**TASK TO CARRY OUT**:
The listing below is to be output in its exact form.
--
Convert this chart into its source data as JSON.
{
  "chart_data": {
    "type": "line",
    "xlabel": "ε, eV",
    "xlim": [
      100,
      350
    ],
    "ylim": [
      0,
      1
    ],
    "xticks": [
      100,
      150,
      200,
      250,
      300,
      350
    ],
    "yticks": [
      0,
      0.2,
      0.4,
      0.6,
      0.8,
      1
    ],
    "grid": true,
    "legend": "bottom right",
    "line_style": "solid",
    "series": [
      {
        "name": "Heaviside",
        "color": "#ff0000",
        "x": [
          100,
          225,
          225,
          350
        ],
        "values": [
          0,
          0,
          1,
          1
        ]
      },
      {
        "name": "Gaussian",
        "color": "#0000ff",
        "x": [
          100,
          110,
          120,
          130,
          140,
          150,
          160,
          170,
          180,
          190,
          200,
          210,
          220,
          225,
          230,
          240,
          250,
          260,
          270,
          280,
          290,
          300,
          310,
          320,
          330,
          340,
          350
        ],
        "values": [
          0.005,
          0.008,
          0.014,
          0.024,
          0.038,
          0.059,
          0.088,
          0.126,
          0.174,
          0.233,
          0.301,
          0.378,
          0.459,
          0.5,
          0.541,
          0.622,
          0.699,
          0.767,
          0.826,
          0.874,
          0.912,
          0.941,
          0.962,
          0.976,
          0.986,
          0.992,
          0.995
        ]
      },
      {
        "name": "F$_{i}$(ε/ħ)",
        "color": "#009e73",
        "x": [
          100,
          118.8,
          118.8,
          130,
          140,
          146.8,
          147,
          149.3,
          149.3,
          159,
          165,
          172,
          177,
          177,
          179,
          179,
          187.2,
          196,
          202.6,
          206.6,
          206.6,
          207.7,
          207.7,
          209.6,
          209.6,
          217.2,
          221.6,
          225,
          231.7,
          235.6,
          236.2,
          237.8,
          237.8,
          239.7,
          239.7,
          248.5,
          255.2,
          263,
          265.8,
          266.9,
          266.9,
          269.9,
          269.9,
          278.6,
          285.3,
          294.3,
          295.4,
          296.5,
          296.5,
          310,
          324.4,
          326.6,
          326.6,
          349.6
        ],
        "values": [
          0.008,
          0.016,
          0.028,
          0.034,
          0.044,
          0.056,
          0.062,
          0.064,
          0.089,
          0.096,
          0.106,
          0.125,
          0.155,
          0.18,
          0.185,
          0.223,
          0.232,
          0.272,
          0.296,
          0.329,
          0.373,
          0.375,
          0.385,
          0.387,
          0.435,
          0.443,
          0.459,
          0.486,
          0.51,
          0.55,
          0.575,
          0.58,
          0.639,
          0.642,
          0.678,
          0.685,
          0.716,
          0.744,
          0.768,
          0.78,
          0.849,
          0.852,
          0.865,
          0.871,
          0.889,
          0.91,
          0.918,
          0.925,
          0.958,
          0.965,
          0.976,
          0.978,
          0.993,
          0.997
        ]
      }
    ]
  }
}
--
**RESULT FOR THIS EXERCISE**:
Convert this chart into its source data as JSON.
{
  "chart_data": {
    "type": "line",
    "xlabel": "ε, eV",
    "xlim": [
      100,
      350
    ],
    "ylim": [
      0,
      1
    ],
    "xticks": [
      100,
      150,
      200,
      250,
      300,
      350
    ],
    "yticks": [
      0,
      0.2,
      0.4,
      0.6,
      0.8,
      1
    ],
    "grid": true,
    "legend": "bottom right",
    "line_style": "solid",
    "series": [
      {
        "name": "Heaviside",
        "color": "#ff0000",
        "x": [
          100,
          225,
          225,
          350
        ],
        "values": [
          0,
          0,
          1,
          1
        ]
      },
      {
        "name": "Gaussian",
        "color": "#0000ff",
        "x": [
          100,
          110,
          120,
          130,
          140,
          150,
          160,
          170,
          180,
          190,
          200,
          210,
          220,
          225,
          230,
          240,
          250,
          260,
          270,
          280,
          290,
          300,
          310,
          320,
          330,
          340,
          350
        ],
        "values": [
          0.005,
          0.008,
          0.014,
          0.024,
          0.038,
          0.059,
          0.088,
          0.126,
          0.174,
          0.233,
          0.301,
          0.378,
          0.459,
          0.5,
          0.541,
          0.622,
          0.699,
          0.767,
          0.826,
          0.874,
          0.912,
          0.941,
          0.962,
          0.976,
          0.986,
          0.992,
          0.995
        ]
      },
      {
        "name": "F$_{i}$(ε/ħ)",
        "color": "#009e73",
        "x": [
          100,
          118.8,
          118.8,
          130,
          140,
          146.8,
          147,
          149.3,
          149.3,
          159,
          165,
          172,
          177,
          177,
          179,
          179,
          187.2,
          196,
          202.6,
          206.6,
          206.6,
          207.7,
          207.7,
          209.6,
          209.6,
          217.2,
          221.6,
          225,
          231.7,
          235.6,
          236.2,
          237.8,
          237.8,
          239.7,
          239.7,
          248.5,
          255.2,
          263,
          265.8,
          266.9,
          266.9,
          269.9,
          269.9,
          278.6,
          285.3,
          294.3,
          295.4,
          296.5,
          296.5,
          310,
          324.4,
          326.6,
          326.6,
          349.6
        ],
        "values": [
          0.008,
          0.016,
          0.028,
          0.034,
          0.044,
          0.056,
          0.062,
          0.064,
          0.089,
          0.096,
          0.106,
          0.125,
          0.155,
          0.18,
          0.185,
          0.223,
          0.232,
          0.272,
          0.296,
          0.329,
          0.373,
          0.375,
          0.385,
          0.387,
          0.435,
          0.443,
          0.459,
          0.486,
          0.51,
          0.55,
          0.575,
          0.58,
          0.639,
          0.642,
          0.678,
          0.685,
          0.716,
          0.744,
          0.768,
          0.78,
          0.849,
          0.852,
          0.865,
          0.871,
          0.889,
          0.91,
          0.918,
          0.925,
          0.958,
          0.965,
          0.976,
          0.978,
          0.993,
          0.997
        ]
      }
    ]
  }
}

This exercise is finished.